* [Estratto del documento]
Creato il 03 novembre 2014 da Rosebudgiornalismo @RosebudGiornali
di Rina Brundu. Per Eugenio Scalfari il dramma si sarebbe già consumato: il “Pd si è trasformato in un partito personale guidato da un uomo solo” ha scritto nel suo ultimo editoriale apparso quest’oggi su Repubblica.it e titolato La Storia non si fa con un uomo solo al comando. Per la verità la Storia si è fatta sovente con un uomo solo al comando, o per meglio dire quegli uomini soli al comando sono la Storia in sintesi. Ma erano altri tempi. E altri uomini, questo lo si può concedere ben volentieri al fondatore di Repubblica.

Comunque non è l’apprezzabilissima lavata di capo all’indirizzo di Matteo Renzi che mi ha colpito nel pezzo, quanto la seconda parte, l’abbozzo di analisi sul rapporto renzismo-intelletualità. Di fatto, Eugenio Scalfari ha ricordato l’applauso-sberleffo, i “fischi” e i “lazzi” del leader e dei leopoldiani radunati per tre giorni in quel di Firenze, all’indirizzo degli intellettuali. “Che avessero ragione?” si interroga il giornalista. “Che gli intellettuali siano dei vecchi o dei giovani bacucchi, delle impettite e spesso inutili presenze e supponenze? Questo, per quel che vale, hanno detto Renzi e i suoi accoliti e su questo sono stato indotto a riflettere”.

Così, ragionando, Scalfari ricorda l’École des Annales parigina e la loro tesi secondo cui non sarebbero “i singoli, le persone con un nome illustre, gli eroi, i poeti, gli scrittori di tragedie o commedie, i letterati a fare la storia, ma piuttosto i ceti sociali, le numerose etnie, i ricchi, i poveri… (..)… Fossero anche i renziani, che considerano il presente come la sola vera realtà”. Dato il là, i dilemmi amletici di Scalfari sembrerebbero moltiplicarsi esponenzialmente e dunque egli si interroga: “È questa la realtà? E coloro che si pretendono e sono intellettuali non si amareggiano d’esser fischiati o tutt’al più ignorati? Ci ho pensato a lungo e poi mi sono chiesto: chi sono gli intellettuali? Quelli che intelligono, cioè capiscono. Capiscono se stessi e gli altri…… Vogliamo dirne i primi nomi? Vogliamo cominciare da Omero? Da Esiodo? Da Solone? E poi avanti, fino a Dante, Petrarca, Boccaccio, Marlowe, Shakespeare, Rabelais, Cervantes, Montaigne; …… Einstein, Freud, Nietzsche?”. Infine, dopo avere idealmente invitato i renziani a tappezzare le pareti della Leopolda con cotanti nomi, non si fa mancare la stoccata finale: “Lui (nda Matteo Renzi) è convinto di essere l’uomo della storia di oggi. Attento però: la storia si può far bene oppure male. Da soli si fa male”.

* [Cosa fare]
Rispondi a queste domande sull'articolo su Scalfari:
(a) Su quale sito è uscito l'editoriale di Scalfari?
(b) Per quanti giorni i leopoldiani sono rimasti radunati a Firenze?
(c) Chi sono gli intellettuali, secondo la risposta che si dà Scalfari?
Le voci che seguono non servono a nulla in questo lavoro.

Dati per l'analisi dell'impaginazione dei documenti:
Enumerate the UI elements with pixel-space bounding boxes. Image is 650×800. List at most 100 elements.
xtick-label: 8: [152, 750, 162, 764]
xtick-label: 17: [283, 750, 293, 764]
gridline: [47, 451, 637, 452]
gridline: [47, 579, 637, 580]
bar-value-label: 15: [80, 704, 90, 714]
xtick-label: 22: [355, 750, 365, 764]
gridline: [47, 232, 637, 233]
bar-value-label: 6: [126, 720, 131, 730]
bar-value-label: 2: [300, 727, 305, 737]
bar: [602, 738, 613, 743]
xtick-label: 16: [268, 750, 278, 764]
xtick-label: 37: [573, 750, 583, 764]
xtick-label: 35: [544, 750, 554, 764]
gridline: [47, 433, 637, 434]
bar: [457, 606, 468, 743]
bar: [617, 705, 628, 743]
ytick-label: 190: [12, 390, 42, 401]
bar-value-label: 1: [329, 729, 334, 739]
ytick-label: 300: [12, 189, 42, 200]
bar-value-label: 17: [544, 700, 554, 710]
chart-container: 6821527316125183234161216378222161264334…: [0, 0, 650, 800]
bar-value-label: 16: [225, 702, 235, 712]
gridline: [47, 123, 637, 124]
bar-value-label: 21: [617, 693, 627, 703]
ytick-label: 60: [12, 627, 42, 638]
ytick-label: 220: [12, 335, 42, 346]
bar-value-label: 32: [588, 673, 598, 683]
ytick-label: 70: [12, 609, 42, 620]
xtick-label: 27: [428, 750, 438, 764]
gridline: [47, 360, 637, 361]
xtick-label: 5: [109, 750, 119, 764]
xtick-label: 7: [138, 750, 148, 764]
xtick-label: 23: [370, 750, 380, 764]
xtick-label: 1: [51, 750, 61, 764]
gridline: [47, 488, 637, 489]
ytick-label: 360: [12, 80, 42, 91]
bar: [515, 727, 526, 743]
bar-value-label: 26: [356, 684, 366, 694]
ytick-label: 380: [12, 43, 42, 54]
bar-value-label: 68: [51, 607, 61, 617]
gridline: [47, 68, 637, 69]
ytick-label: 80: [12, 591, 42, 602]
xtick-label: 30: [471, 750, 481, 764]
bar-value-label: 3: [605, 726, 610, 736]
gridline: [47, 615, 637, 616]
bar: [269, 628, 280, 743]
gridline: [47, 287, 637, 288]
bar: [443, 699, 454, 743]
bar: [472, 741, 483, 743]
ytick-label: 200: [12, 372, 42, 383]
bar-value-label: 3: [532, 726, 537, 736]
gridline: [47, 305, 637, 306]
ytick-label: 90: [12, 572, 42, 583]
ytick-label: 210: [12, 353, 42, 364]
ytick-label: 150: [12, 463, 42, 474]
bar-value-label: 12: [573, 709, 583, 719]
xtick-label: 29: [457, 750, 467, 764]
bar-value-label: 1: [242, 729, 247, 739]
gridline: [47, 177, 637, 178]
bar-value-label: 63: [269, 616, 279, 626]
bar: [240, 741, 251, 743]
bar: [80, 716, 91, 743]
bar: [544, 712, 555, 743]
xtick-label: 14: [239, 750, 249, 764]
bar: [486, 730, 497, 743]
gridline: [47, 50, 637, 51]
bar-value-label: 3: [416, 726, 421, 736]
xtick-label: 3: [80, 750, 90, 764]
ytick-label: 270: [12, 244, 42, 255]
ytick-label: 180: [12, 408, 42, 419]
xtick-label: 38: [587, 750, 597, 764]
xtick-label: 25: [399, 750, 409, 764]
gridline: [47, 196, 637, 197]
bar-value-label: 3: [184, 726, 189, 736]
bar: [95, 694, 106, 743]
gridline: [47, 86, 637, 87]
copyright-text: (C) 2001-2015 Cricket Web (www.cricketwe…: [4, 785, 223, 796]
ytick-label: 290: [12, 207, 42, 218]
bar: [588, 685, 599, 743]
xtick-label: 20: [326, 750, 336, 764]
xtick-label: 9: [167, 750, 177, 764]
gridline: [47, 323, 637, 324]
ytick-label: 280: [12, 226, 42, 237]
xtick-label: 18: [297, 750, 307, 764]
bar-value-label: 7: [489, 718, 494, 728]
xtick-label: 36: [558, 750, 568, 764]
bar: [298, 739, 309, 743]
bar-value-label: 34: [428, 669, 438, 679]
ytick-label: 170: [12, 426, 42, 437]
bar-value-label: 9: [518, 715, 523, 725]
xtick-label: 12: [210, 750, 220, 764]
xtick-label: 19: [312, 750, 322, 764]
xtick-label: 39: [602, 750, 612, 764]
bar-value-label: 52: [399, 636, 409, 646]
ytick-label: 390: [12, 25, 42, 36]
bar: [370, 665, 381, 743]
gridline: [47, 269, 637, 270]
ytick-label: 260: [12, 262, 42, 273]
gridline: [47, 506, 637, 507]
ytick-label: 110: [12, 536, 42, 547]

* [Risposta scritta]
(a) Su Repubblica.it.
(b) Per tre giorni.
(c) Quelli che intelligono, cioè capiscono: capiscono se stessi e gli altri.